Records follow. Pull out every line that contains "dude".

--- Records provided ---

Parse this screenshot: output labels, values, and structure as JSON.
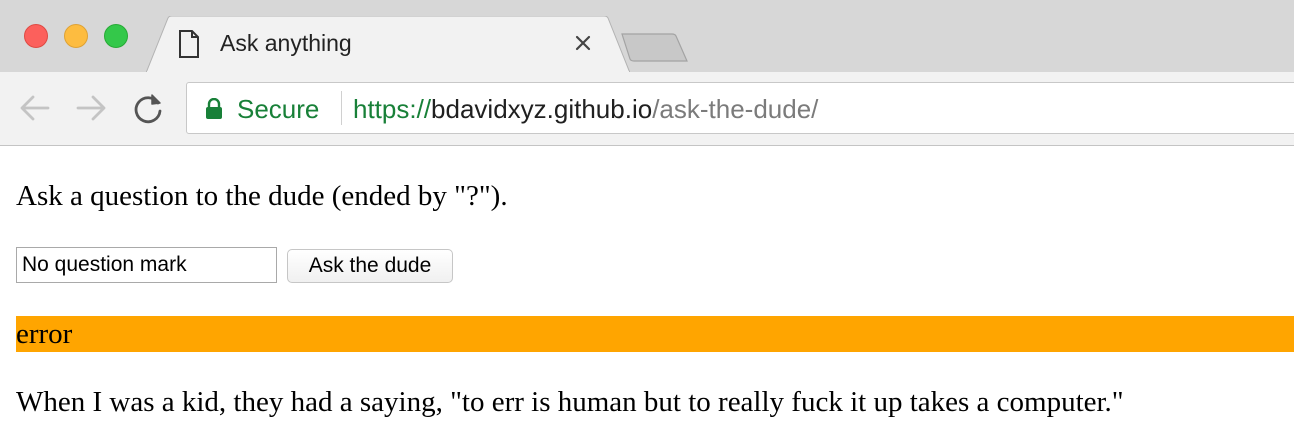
{
  "browser": {
    "tab": {
      "title": "Ask anything",
      "icon": "document-icon"
    },
    "address": {
      "secure_label": "Secure",
      "url_scheme": "https://",
      "url_host": "bdavidxyz.github.io",
      "url_path": "/ask-the-dude/"
    }
  },
  "page": {
    "prompt": "Ask a question to the dude (ended by \"?\").",
    "question_input": {
      "value": "No question mark"
    },
    "ask_button_label": "Ask the dude",
    "status": {
      "text": "error",
      "color": "#ffa500"
    },
    "answer": "When I was a kid, they had a saying, \"to err is human but to really fuck it up takes a computer.\""
  },
  "colors": {
    "secure_green": "#188038",
    "status_orange": "#ffa500"
  }
}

---

### The completed task
      "url_path": "/ask-the-dude/"
    "prompt": "Ask a question to the dude (ended by \"?\").",
    "ask_button_label": "Ask the dude",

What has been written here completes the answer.